* What to work on *
Drop every picture and give the entries back exactly.

* Records supplied *

[START]

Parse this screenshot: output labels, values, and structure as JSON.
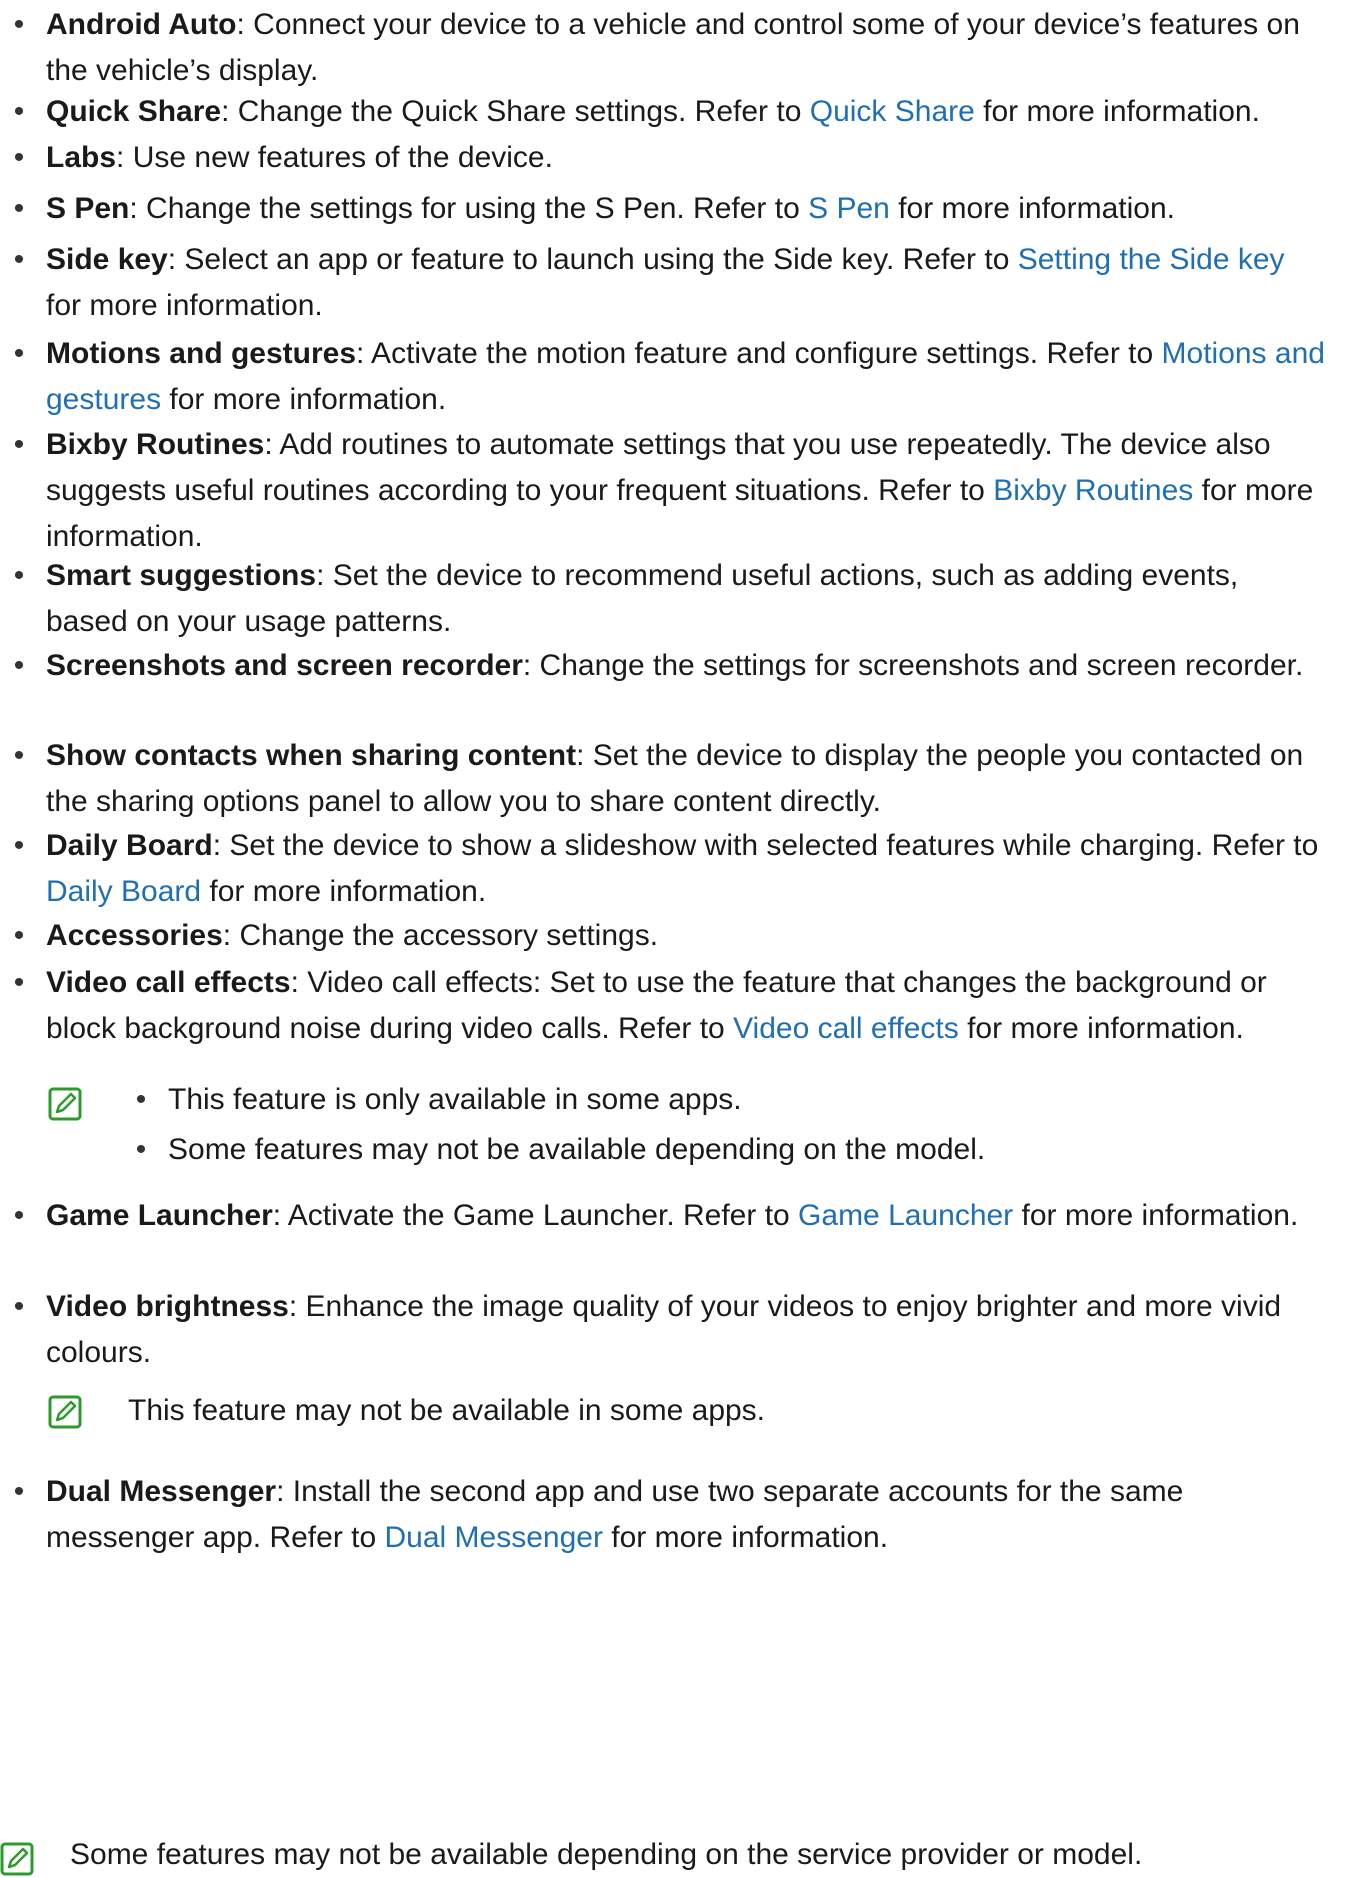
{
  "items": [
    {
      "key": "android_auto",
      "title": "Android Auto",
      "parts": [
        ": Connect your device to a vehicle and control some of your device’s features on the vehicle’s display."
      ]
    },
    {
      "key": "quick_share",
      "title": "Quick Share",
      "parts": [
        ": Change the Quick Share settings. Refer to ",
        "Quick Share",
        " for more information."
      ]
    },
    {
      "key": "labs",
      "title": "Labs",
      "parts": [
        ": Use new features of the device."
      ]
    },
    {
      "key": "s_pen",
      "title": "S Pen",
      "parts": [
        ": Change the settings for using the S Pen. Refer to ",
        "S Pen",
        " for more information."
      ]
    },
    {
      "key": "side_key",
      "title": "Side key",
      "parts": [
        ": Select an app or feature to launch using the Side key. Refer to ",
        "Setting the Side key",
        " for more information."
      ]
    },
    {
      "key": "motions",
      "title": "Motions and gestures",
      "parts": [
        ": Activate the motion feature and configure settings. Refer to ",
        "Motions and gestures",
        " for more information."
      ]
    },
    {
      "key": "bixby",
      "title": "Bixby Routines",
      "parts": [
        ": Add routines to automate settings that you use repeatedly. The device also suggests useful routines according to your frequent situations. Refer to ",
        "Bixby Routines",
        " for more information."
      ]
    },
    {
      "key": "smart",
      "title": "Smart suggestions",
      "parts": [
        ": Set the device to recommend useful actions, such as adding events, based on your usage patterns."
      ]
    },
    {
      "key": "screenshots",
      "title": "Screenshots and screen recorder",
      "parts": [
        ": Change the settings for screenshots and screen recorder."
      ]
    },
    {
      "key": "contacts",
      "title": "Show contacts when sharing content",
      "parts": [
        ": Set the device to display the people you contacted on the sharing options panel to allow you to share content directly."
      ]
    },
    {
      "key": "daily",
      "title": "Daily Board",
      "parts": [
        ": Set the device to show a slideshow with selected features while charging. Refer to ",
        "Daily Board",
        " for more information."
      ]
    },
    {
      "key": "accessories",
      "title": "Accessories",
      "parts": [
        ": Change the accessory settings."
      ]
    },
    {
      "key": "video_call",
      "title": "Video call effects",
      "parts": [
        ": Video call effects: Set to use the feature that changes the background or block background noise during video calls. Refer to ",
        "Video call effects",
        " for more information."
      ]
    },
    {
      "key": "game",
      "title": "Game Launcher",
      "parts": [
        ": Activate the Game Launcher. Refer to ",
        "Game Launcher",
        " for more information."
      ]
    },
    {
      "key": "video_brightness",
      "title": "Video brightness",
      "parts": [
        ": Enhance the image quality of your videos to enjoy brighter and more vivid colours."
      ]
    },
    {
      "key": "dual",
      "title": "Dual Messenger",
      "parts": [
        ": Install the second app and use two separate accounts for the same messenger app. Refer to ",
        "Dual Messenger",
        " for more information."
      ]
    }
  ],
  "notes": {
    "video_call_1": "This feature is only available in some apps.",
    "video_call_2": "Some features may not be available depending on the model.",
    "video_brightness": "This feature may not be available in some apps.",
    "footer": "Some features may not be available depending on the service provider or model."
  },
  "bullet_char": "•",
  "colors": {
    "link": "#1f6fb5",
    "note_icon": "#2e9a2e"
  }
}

[END]

* Written response *
Parse this screenshot: output labels, values, and structure as JSON.
{
  "items": [
    {
      "key": "android_auto",
      "title": "Android Auto",
      "parts": [
        ": Connect your device to a vehicle and control some of your device’s features on the vehicle’s display."
      ]
    },
    {
      "key": "quick_share",
      "title": "Quick Share",
      "parts": [
        ": Change the Quick Share settings. Refer to ",
        "Quick Share",
        " for more information."
      ]
    },
    {
      "key": "labs",
      "title": "Labs",
      "parts": [
        ": Use new features of the device."
      ]
    },
    {
      "key": "s_pen",
      "title": "S Pen",
      "parts": [
        ": Change the settings for using the S Pen. Refer to ",
        "S Pen",
        " for more information."
      ]
    },
    {
      "key": "side_key",
      "title": "Side key",
      "parts": [
        ": Select an app or feature to launch using the Side key. Refer to ",
        "Setting the Side key",
        " for more information."
      ]
    },
    {
      "key": "motions",
      "title": "Motions and gestures",
      "parts": [
        ": Activate the motion feature and configure settings. Refer to ",
        "Motions and gestures",
        " for more information."
      ]
    },
    {
      "key": "bixby",
      "title": "Bixby Routines",
      "parts": [
        ": Add routines to automate settings that you use repeatedly. The device also suggests useful routines according to your frequent situations. Refer to ",
        "Bixby Routines",
        " for more information."
      ]
    },
    {
      "key": "smart",
      "title": "Smart suggestions",
      "parts": [
        ": Set the device to recommend useful actions, such as adding events, based on your usage patterns."
      ]
    },
    {
      "key": "screenshots",
      "title": "Screenshots and screen recorder",
      "parts": [
        ": Change the settings for screenshots and screen recorder."
      ]
    },
    {
      "key": "contacts",
      "title": "Show contacts when sharing content",
      "parts": [
        ": Set the device to display the people you contacted on the sharing options panel to allow you to share content directly."
      ]
    },
    {
      "key": "daily",
      "title": "Daily Board",
      "parts": [
        ": Set the device to show a slideshow with selected features while charging. Refer to ",
        "Daily Board",
        " for more information."
      ]
    },
    {
      "key": "accessories",
      "title": "Accessories",
      "parts": [
        ": Change the accessory settings."
      ]
    },
    {
      "key": "video_call",
      "title": "Video call effects",
      "parts": [
        ": Video call effects: Set to use the feature that changes the background or block background noise during video calls. Refer to ",
        "Video call effects",
        " for more information."
      ]
    },
    {
      "key": "game",
      "title": "Game Launcher",
      "parts": [
        ": Activate the Game Launcher. Refer to ",
        "Game Launcher",
        " for more information."
      ]
    },
    {
      "key": "video_brightness",
      "title": "Video brightness",
      "parts": [
        ": Enhance the image quality of your videos to enjoy brighter and more vivid colours."
      ]
    },
    {
      "key": "dual",
      "title": "Dual Messenger",
      "parts": [
        ": Install the second app and use two separate accounts for the same messenger app. Refer to ",
        "Dual Messenger",
        " for more information."
      ]
    }
  ],
  "notes": {
    "video_call_1": "This feature is only available in some apps.",
    "video_call_2": "Some features may not be available depending on the model.",
    "video_brightness": "This feature may not be available in some apps.",
    "footer": "Some features may not be available depending on the service provider or model."
  },
  "bullet_char": "•",
  "colors": {
    "link": "#1f6fb5",
    "note_icon": "#2e9a2e"
  }
}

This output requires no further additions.